START

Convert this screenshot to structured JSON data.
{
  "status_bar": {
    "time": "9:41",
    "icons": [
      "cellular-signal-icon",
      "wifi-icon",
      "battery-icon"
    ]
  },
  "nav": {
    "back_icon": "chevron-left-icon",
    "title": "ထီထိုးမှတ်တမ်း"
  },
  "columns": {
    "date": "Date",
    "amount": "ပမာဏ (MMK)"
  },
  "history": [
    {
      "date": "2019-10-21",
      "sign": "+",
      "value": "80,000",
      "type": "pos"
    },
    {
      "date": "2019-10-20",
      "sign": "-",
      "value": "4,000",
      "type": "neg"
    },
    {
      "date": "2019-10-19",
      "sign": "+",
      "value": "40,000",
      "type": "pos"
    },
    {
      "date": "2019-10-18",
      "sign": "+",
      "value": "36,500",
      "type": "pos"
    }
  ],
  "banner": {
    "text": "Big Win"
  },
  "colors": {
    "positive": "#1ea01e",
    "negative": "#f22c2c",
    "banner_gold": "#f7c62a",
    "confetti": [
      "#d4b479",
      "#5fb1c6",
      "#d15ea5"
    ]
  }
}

END

● STATED TASK: Each line of the material should be echoed exactly.

● TASK RESPONSE:
Convert this screenshot to structured JSON data.
{
  "status_bar": {
    "time": "9:41",
    "icons": [
      "cellular-signal-icon",
      "wifi-icon",
      "battery-icon"
    ]
  },
  "nav": {
    "back_icon": "chevron-left-icon",
    "title": "ထီထိုးမှတ်တမ်း"
  },
  "columns": {
    "date": "Date",
    "amount": "ပမာဏ (MMK)"
  },
  "history": [
    {
      "date": "2019-10-21",
      "sign": "+",
      "value": "80,000",
      "type": "pos"
    },
    {
      "date": "2019-10-20",
      "sign": "-",
      "value": "4,000",
      "type": "neg"
    },
    {
      "date": "2019-10-19",
      "sign": "+",
      "value": "40,000",
      "type": "pos"
    },
    {
      "date": "2019-10-18",
      "sign": "+",
      "value": "36,500",
      "type": "pos"
    }
  ],
  "banner": {
    "text": "Big Win"
  },
  "colors": {
    "positive": "#1ea01e",
    "negative": "#f22c2c",
    "banner_gold": "#f7c62a",
    "confetti": [
      "#d4b479",
      "#5fb1c6",
      "#d15ea5"
    ]
  }
}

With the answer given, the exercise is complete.